▶ **Task statement**
The entries below are to be written out again without alteration.

(Data records)

++++++++

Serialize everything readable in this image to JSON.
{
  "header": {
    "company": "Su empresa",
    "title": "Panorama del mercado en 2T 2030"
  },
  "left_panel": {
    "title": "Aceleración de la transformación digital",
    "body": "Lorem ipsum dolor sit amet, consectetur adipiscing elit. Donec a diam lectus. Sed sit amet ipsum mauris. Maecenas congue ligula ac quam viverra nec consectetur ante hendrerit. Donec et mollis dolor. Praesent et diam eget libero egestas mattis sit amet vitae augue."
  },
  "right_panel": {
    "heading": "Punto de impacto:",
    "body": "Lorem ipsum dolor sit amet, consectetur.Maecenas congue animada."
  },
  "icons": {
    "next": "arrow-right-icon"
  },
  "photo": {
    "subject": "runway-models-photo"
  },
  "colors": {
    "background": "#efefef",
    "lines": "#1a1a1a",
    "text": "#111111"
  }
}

++++++++

▶ **Reply**
Serialize everything readable in this image to JSON.
{
  "header": {
    "company": "Su empresa",
    "title": "Panorama del mercado en 2T 2030"
  },
  "left_panel": {
    "title": "Aceleración de la transformación digital",
    "body": "Lorem ipsum dolor sit amet, consectetur adipiscing elit. Donec a diam lectus. Sed sit amet ipsum mauris. Maecenas congue ligula ac quam viverra nec consectetur ante hendrerit. Donec et mollis dolor. Praesent et diam eget libero egestas mattis sit amet vitae augue."
  },
  "right_panel": {
    "heading": "Punto de impacto:",
    "body": "Lorem ipsum dolor sit amet, consectetur.Maecenas congue animada."
  },
  "icons": {
    "next": "arrow-right-icon"
  },
  "photo": {
    "subject": "runway-models-photo"
  },
  "colors": {
    "background": "#efefef",
    "lines": "#1a1a1a",
    "text": "#111111"
  }
}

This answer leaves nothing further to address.